INSTRUCTIONS FOR THE TASK
Locate the line that contains "Extract the structured". Reproduce it and all following lines up to the end of the material, exactly and with nothing added.

PROVIDED MATERIAL
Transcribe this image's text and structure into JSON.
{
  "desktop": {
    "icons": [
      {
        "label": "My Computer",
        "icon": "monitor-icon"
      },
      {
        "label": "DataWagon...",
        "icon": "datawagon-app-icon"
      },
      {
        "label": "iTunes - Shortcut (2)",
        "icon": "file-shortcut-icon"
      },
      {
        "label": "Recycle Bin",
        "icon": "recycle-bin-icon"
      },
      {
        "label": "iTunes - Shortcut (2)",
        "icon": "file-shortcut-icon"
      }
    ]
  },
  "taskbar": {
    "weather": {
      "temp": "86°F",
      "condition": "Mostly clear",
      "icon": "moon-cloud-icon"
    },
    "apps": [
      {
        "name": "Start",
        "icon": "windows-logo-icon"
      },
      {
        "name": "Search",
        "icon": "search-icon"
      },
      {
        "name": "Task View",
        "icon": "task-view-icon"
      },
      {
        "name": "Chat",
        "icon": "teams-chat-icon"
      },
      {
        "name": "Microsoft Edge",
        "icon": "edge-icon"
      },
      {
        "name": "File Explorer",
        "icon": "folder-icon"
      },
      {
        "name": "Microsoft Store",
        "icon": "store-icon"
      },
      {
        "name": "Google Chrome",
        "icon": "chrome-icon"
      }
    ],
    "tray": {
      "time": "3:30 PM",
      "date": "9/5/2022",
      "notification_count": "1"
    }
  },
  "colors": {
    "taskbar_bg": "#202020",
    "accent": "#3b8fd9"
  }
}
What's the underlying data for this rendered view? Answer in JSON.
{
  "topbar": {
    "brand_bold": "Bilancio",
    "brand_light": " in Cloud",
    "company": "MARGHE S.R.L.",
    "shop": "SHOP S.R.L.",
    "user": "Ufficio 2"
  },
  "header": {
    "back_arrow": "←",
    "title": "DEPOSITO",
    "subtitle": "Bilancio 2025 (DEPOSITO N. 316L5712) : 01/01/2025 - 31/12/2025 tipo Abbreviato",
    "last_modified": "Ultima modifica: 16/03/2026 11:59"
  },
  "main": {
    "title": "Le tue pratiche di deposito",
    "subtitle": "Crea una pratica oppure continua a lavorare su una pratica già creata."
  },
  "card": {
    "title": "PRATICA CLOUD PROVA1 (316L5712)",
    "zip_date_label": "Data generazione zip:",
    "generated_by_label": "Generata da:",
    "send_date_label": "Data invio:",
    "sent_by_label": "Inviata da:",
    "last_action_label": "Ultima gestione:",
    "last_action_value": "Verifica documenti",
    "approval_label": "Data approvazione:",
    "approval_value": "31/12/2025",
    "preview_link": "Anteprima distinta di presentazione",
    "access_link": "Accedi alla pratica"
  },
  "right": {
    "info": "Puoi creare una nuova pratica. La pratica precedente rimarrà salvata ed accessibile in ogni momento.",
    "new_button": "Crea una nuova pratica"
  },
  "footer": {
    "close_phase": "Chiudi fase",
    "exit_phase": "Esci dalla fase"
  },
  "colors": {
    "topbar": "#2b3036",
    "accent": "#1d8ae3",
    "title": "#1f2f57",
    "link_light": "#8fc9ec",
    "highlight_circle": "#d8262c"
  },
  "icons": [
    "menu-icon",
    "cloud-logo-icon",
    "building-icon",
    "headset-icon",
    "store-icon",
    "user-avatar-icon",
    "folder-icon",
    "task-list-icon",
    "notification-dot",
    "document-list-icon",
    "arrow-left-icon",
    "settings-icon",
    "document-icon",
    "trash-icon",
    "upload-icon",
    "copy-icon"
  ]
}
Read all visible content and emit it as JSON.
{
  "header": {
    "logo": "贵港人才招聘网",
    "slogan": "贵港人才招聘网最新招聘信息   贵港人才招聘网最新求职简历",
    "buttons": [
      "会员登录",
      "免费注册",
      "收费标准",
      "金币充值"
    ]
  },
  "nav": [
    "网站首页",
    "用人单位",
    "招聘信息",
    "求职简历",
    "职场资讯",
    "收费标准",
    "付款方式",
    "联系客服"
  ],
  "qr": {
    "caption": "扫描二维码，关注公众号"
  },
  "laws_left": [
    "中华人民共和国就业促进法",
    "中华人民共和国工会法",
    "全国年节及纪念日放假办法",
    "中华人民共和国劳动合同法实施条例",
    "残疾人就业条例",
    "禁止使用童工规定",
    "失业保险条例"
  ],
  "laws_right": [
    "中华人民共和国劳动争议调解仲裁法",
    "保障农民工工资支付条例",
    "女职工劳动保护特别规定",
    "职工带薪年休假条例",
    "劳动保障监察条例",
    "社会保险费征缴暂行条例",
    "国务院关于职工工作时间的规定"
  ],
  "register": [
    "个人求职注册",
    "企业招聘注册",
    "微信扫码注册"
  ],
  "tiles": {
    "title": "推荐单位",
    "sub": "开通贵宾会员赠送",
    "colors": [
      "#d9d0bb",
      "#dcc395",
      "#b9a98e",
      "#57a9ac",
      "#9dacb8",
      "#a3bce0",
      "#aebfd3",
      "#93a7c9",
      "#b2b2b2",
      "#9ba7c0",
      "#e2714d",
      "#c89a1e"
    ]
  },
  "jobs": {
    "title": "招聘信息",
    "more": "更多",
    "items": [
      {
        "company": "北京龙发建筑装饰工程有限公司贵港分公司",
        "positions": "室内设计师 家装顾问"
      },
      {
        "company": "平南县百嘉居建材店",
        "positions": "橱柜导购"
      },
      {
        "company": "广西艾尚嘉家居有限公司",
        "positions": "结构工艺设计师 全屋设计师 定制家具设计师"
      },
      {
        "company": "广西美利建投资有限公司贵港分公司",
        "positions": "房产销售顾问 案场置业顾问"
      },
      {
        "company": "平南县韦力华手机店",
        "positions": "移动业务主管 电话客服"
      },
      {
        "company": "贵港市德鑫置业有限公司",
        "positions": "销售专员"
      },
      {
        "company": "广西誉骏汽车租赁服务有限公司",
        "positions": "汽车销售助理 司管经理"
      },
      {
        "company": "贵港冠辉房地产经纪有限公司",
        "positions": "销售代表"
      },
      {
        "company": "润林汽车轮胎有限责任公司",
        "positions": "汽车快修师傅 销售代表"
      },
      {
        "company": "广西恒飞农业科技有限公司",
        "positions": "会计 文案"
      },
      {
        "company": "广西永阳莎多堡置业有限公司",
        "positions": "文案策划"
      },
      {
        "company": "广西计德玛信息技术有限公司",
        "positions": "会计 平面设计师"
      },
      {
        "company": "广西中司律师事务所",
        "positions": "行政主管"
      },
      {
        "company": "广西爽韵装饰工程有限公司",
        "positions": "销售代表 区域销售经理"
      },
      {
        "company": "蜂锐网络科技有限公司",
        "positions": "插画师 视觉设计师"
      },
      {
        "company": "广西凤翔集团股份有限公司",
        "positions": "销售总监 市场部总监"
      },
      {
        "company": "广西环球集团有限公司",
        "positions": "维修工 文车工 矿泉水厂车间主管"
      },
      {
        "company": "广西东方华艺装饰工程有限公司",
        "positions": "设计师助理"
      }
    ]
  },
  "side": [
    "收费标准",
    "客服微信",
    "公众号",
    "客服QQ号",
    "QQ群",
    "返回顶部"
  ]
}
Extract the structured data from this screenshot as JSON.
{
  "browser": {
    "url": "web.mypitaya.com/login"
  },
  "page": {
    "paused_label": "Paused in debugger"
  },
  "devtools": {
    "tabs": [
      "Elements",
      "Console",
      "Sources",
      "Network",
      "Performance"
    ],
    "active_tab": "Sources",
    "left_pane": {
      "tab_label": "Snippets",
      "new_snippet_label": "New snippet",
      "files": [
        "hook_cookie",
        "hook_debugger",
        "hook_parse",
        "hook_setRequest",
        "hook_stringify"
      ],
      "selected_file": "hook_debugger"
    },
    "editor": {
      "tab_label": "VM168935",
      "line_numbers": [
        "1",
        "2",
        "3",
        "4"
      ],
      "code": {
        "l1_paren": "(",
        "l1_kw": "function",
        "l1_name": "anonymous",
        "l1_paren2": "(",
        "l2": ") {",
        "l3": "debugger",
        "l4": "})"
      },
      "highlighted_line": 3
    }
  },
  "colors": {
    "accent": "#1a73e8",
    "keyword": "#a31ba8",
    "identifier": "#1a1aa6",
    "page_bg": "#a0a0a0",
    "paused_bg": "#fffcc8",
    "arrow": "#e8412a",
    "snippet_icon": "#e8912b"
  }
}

RESULT OF THE EXERCISE
Extract the structured data from this screenshot as JSON.
{
  "browser": {
    "url": "web.mypitaya.com/login"
  },
  "page": {
    "paused_label": "Paused in debugger"
  },
  "devtools": {
    "tabs": [
      "Elements",
      "Console",
      "Sources",
      "Network",
      "Performance"
    ],
    "active_tab": "Sources",
    "left_pane": {
      "tab_label": "Snippets",
      "new_snippet_label": "New snippet",
      "files": [
        "hook_cookie",
        "hook_debugger",
        "hook_parse",
        "hook_setRequest",
        "hook_stringify"
      ],
      "selected_file": "hook_debugger"
    },
    "editor": {
      "tab_label": "VM168935",
      "line_numbers": [
        "1",
        "2",
        "3",
        "4"
      ],
      "code": {
        "l1_paren": "(",
        "l1_kw": "function",
        "l1_name": "anonymous",
        "l1_paren2": "(",
        "l2": ") {",
        "l3": "debugger",
        "l4": "})"
      },
      "highlighted_line": 3
    }
  },
  "colors": {
    "accent": "#1a73e8",
    "keyword": "#a31ba8",
    "identifier": "#1a1aa6",
    "page_bg": "#a0a0a0",
    "paused_bg": "#fffcc8",
    "arrow": "#e8412a",
    "snippet_icon": "#e8912b"
  }
}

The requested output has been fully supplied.